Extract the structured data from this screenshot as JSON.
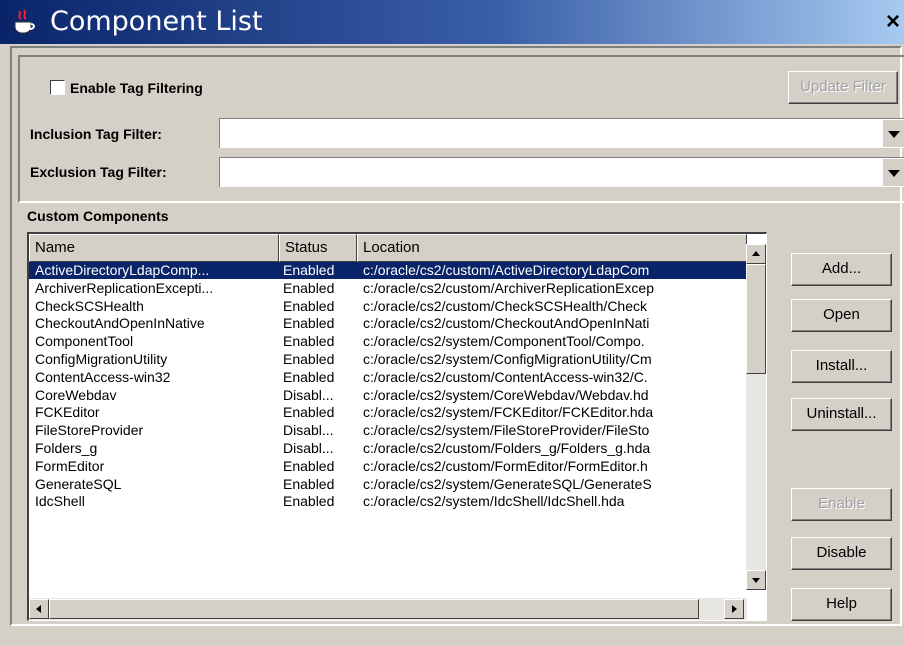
{
  "window": {
    "title": "Component List",
    "close_label": "×"
  },
  "filters": {
    "enable_tag_filtering_label": "Enable Tag Filtering",
    "enable_tag_filtering_checked": false,
    "update_filter_label": "Update Filter",
    "inclusion_label": "Inclusion Tag Filter:",
    "inclusion_value": "",
    "exclusion_label": "Exclusion Tag Filter:",
    "exclusion_value": ""
  },
  "custom_components": {
    "section_label": "Custom Components",
    "columns": [
      "Name",
      "Status",
      "Location"
    ],
    "rows": [
      [
        "ActiveDirectoryLdapComp...",
        "Enabled",
        "c:/oracle/cs2/custom/ActiveDirectoryLdapCom"
      ],
      [
        "ArchiverReplicationExcepti...",
        "Enabled",
        "c:/oracle/cs2/custom/ArchiverReplicationExcep"
      ],
      [
        "CheckSCSHealth",
        "Enabled",
        "c:/oracle/cs2/custom/CheckSCSHealth/Check"
      ],
      [
        "CheckoutAndOpenInNative",
        "Enabled",
        "c:/oracle/cs2/custom/CheckoutAndOpenInNati"
      ],
      [
        "ComponentTool",
        "Enabled",
        "c:/oracle/cs2/system/ComponentTool/Compo."
      ],
      [
        "ConfigMigrationUtility",
        "Enabled",
        "c:/oracle/cs2/system/ConfigMigrationUtility/Cm"
      ],
      [
        "ContentAccess-win32",
        "Enabled",
        "c:/oracle/cs2/custom/ContentAccess-win32/C."
      ],
      [
        "CoreWebdav",
        "Disabl...",
        "c:/oracle/cs2/system/CoreWebdav/Webdav.hd"
      ],
      [
        "FCKEditor",
        "Enabled",
        "c:/oracle/cs2/system/FCKEditor/FCKEditor.hda"
      ],
      [
        "FileStoreProvider",
        "Disabl...",
        "c:/oracle/cs2/system/FileStoreProvider/FileSto"
      ],
      [
        "Folders_g",
        "Disabl...",
        "c:/oracle/cs2/custom/Folders_g/Folders_g.hda"
      ],
      [
        "FormEditor",
        "Enabled",
        "c:/oracle/cs2/custom/FormEditor/FormEditor.h"
      ],
      [
        "GenerateSQL",
        "Enabled",
        "c:/oracle/cs2/system/GenerateSQL/GenerateS"
      ],
      [
        "IdcShell",
        "Enabled",
        "c:/oracle/cs2/system/IdcShell/IdcShell.hda"
      ]
    ],
    "selected_row": 0
  },
  "buttons": {
    "add": "Add...",
    "open": "Open",
    "install": "Install...",
    "uninstall": "Uninstall...",
    "enable": "Enable",
    "disable": "Disable",
    "help": "Help"
  },
  "icons": {
    "title": "java-coffee-cup-icon"
  },
  "colors": {
    "selection": "#0a246a",
    "titlebar": "#0a246a",
    "face": "#d4d0c8"
  }
}
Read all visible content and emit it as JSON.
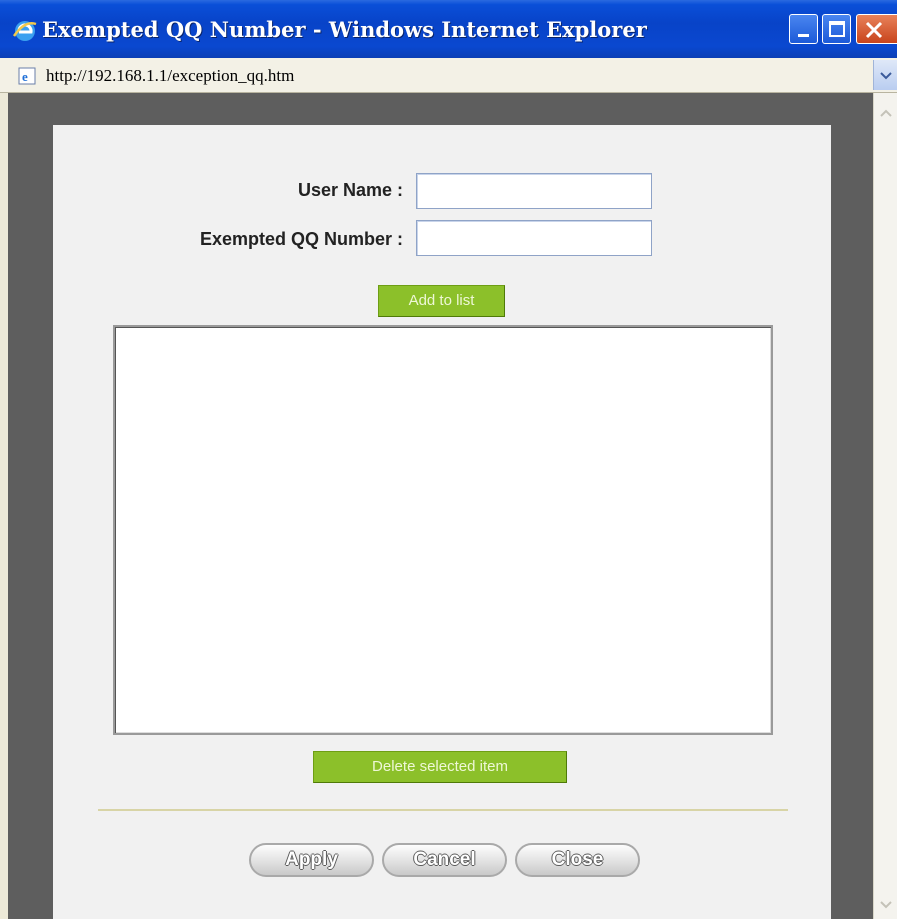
{
  "window": {
    "title": "Exempted QQ Number - Windows Internet Explorer",
    "url": "http://192.168.1.1/exception_qq.htm"
  },
  "form": {
    "user_name_label": "User Name :",
    "user_name_value": "",
    "qq_label": "Exempted QQ Number :",
    "qq_value": ""
  },
  "buttons": {
    "add_to_list": "Add to list",
    "delete_selected": "Delete selected item",
    "apply": "Apply",
    "cancel": "Cancel",
    "close": "Close"
  },
  "list": {
    "items": []
  },
  "colors": {
    "titlebar": "#0843c8",
    "green_button": "#8cc02a",
    "panel_bg": "#f1f1f1",
    "viewport_bg": "#5e5e5e"
  },
  "icons": {
    "window": "internet-explorer-icon",
    "page": "ie-page-icon",
    "minimize": "minimize-icon",
    "maximize": "maximize-icon",
    "close": "close-icon"
  }
}
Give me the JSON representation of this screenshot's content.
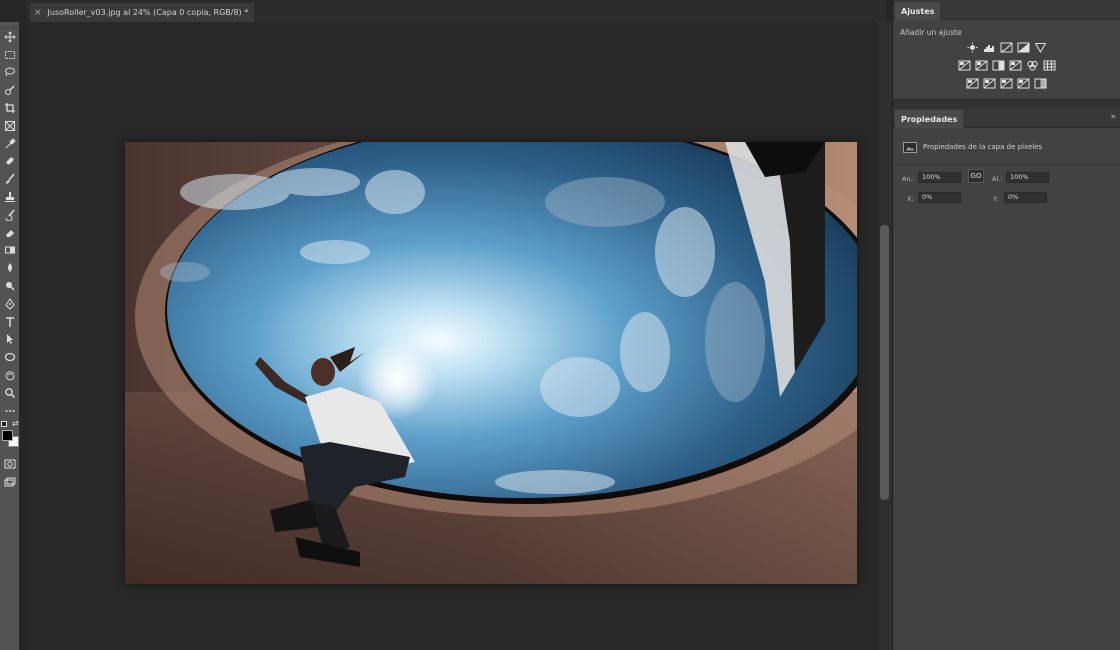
{
  "document": {
    "close_glyph": "×",
    "tab_title": "JusoRoller_v03.jpg al 24% (Capa 0 copia, RGB/8) *"
  },
  "tools": [
    "move-tool-icon",
    "marquee-tool-icon",
    "lasso-tool-icon",
    "quick-selection-icon",
    "crop-tool-icon",
    "frame-tool-icon",
    "eyedropper-icon",
    "healing-brush-icon",
    "brush-tool-icon",
    "clone-stamp-icon",
    "history-brush-icon",
    "eraser-icon",
    "gradient-tool-icon",
    "blur-tool-icon",
    "dodge-tool-icon",
    "pen-tool-icon",
    "type-tool-icon",
    "path-selection-icon",
    "shape-tool-icon",
    "hand-tool-icon",
    "zoom-tool-icon",
    "more-tools-icon"
  ],
  "colors": {
    "foreground": "#000000",
    "background": "#ffffff",
    "workspace": "#282828",
    "panel": "#424242",
    "toolbar": "#535353"
  },
  "adjustments": {
    "tab_label": "Ajustes",
    "add_label": "Añadir un ajuste",
    "rows": [
      [
        "brightness-contrast-icon",
        "levels-icon",
        "curves-icon",
        "exposure-icon",
        "vibrance-icon"
      ],
      [
        "hue-saturation-icon",
        "color-balance-icon",
        "black-white-icon",
        "photo-filter-icon",
        "channel-mixer-icon",
        "color-lookup-icon"
      ],
      [
        "invert-icon",
        "posterize-icon",
        "threshold-icon",
        "selective-color-icon",
        "gradient-map-icon"
      ]
    ]
  },
  "properties": {
    "tab_label": "Propiedades",
    "menu_glyph": "»",
    "layer_type": "Propiedades de la capa de píxeles",
    "width_label": "An.:",
    "width_value": "100%",
    "link_label": "GO",
    "height_label": "Al.:",
    "height_value": "100%",
    "x_label": "X:",
    "x_value": "0%",
    "y_label": "Y:",
    "y_value": "0%"
  }
}
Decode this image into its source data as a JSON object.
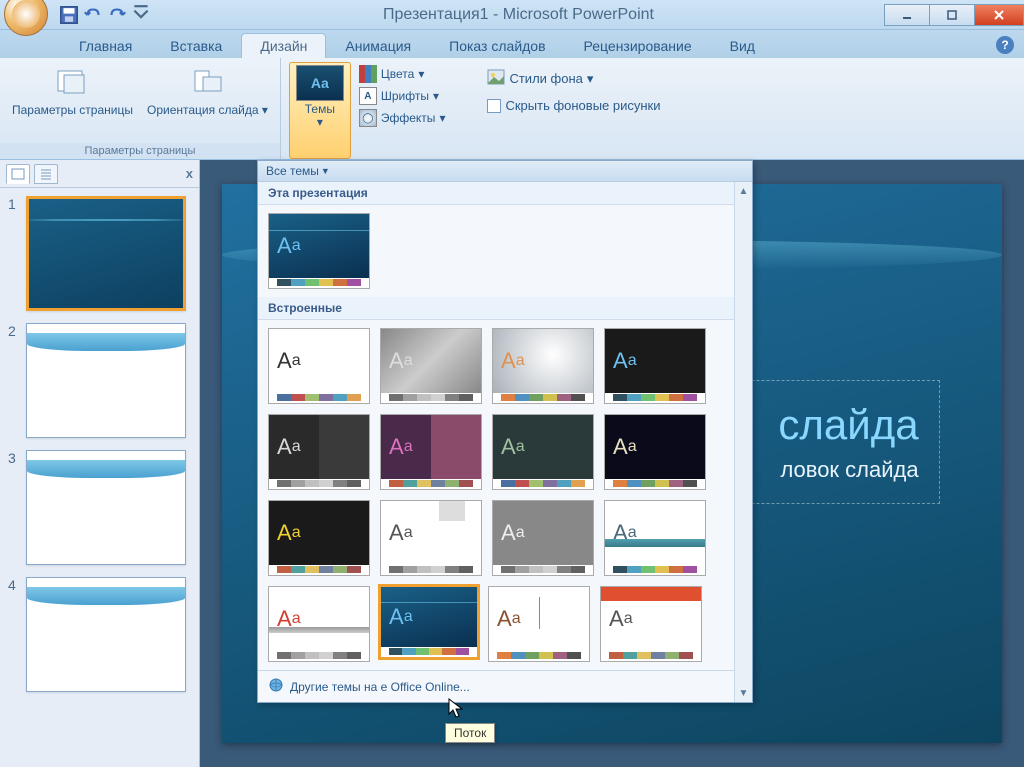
{
  "title": "Презентация1 - Microsoft PowerPoint",
  "tabs": {
    "home": "Главная",
    "insert": "Вставка",
    "design": "Дизайн",
    "animation": "Анимация",
    "slideshow": "Показ слайдов",
    "review": "Рецензирование",
    "view": "Вид"
  },
  "ribbon": {
    "page_group_label": "Параметры страницы",
    "page_setup": "Параметры страницы",
    "orientation": "Ориентация слайда",
    "themes_btn": "Темы",
    "colors": "Цвета",
    "fonts": "Шрифты",
    "effects": "Эффекты",
    "bg_styles": "Стили фона",
    "hide_bg": "Скрыть фоновые рисунки"
  },
  "gallery": {
    "all_themes": "Все темы",
    "this_presentation": "Эта презентация",
    "builtin": "Встроенные",
    "more_online": "Другие темы на             e Office Online...",
    "tooltip": "Поток"
  },
  "thumbs": {
    "n1": "1",
    "n2": "2",
    "n3": "3",
    "n4": "4"
  },
  "slide": {
    "title_fragment": "слайда",
    "subtitle_fragment": "ловок слайда"
  }
}
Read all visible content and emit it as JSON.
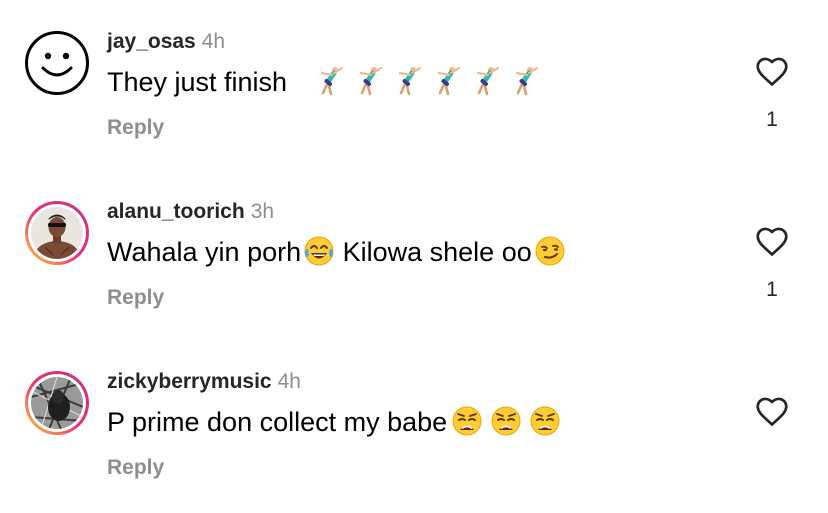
{
  "comments": [
    {
      "username": "jay_osas",
      "time": "4h",
      "text": "They just finish",
      "emojis": [
        "cartwheel",
        "cartwheel",
        "cartwheel",
        "cartwheel",
        "cartwheel",
        "cartwheel"
      ],
      "reply_label": "Reply",
      "likes": "1",
      "avatar": "smiley-face-icon"
    },
    {
      "username": "alanu_toorich",
      "time": "3h",
      "text_before": "Wahala yin porh",
      "emoji_mid": "face-with-tears-of-joy",
      "text_after": " Kilowa shele oo",
      "emoji_end": "smirking-face",
      "reply_label": "Reply",
      "likes": "1",
      "avatar": "profile-photo"
    },
    {
      "username": "zickyberrymusic",
      "time": "4h",
      "text": "P prime don collect my babe",
      "emojis": [
        "weary-face",
        "weary-face",
        "weary-face"
      ],
      "reply_label": "Reply",
      "likes": "",
      "avatar": "profile-photo"
    }
  ],
  "icons": {
    "like": "heart-outline-icon"
  },
  "colors": {
    "muted": "#8e8e8e",
    "story_ring_start": "#f9ce34",
    "story_ring_end": "#c13584"
  }
}
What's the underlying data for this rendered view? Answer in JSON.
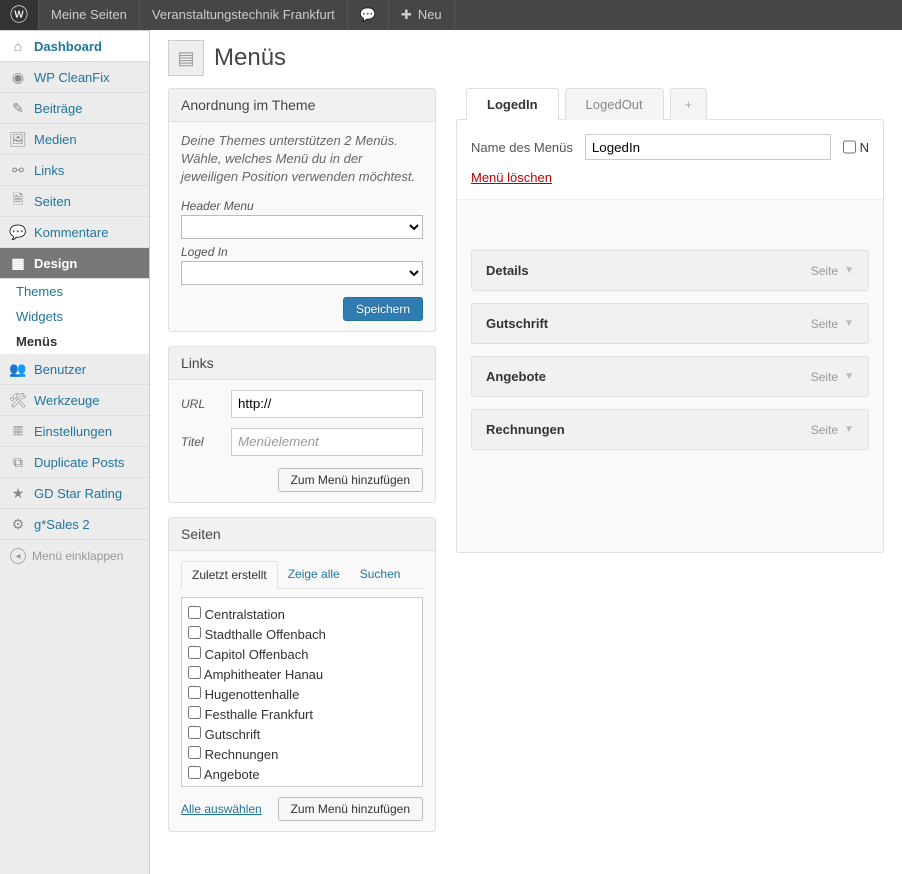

————————

From the line containing "Decode this image" through the end of the entries, quote each line exactly and nothing else, excluding all pictures.

Decode this image into its source data as a JSON object.
{
  "title": "Презентация1 - Microsoft PowerPoint",
  "tabs": {
    "home": "Главная",
    "insert": "Вставка",
    "design": "Дизайн",
    "animation": "Анимация",
    "slideshow": "Показ слайдов",
    "review": "Рецензирование",
    "view": "Вид"
  },
  "ribbon": {
    "page_group_label": "Параметры страницы",
    "page_setup": "Параметры страницы",
    "orientation": "Ориентация слайда",
    "themes_btn": "Темы",
    "colors": "Цвета",
    "fonts": "Шрифты",
    "effects": "Эффекты",
    "bg_styles": "Стили фона",
    "hide_bg": "Скрыть фоновые рисунки"
  },
  "gallery": {
    "all_themes": "Все темы",
    "this_presentation": "Эта презентация",
    "builtin": "Встроенные",
    "more_online": "Другие темы на             e Office Online...",
    "tooltip": "Поток"
  },
  "thumbs": {
    "n1": "1",
    "n2": "2",
    "n3": "3",
    "n4": "4"
  },
  "slide": {
    "title_fragment": "слайда",
    "subtitle_fragment": "ловок слайда"
  }
}
Read all visible content and emit it as JSON.
{
  "comments": [
    {
      "username": "jay_osas",
      "time": "4h",
      "text": "They just finish",
      "emojis": [
        "cartwheel",
        "cartwheel",
        "cartwheel",
        "cartwheel",
        "cartwheel",
        "cartwheel"
      ],
      "reply_label": "Reply",
      "likes": "1",
      "avatar": "smiley-face-icon"
    },
    {
      "username": "alanu_toorich",
      "time": "3h",
      "text_before": "Wahala yin porh",
      "emoji_mid": "face-with-tears-of-joy",
      "text_after": " Kilowa shele oo",
      "emoji_end": "smirking-face",
      "reply_label": "Reply",
      "likes": "1",
      "avatar": "profile-photo"
    },
    {
      "username": "zickyberrymusic",
      "time": "4h",
      "text": "P prime don collect my babe",
      "emojis": [
        "weary-face",
        "weary-face",
        "weary-face"
      ],
      "reply_label": "Reply",
      "likes": "",
      "avatar": "profile-photo"
    }
  ],
  "icons": {
    "like": "heart-outline-icon"
  },
  "colors": {
    "muted": "#8e8e8e",
    "story_ring_start": "#f9ce34",
    "story_ring_end": "#c13584"
  }
}
What's the underlying data for this rendered view? Answer in JSON.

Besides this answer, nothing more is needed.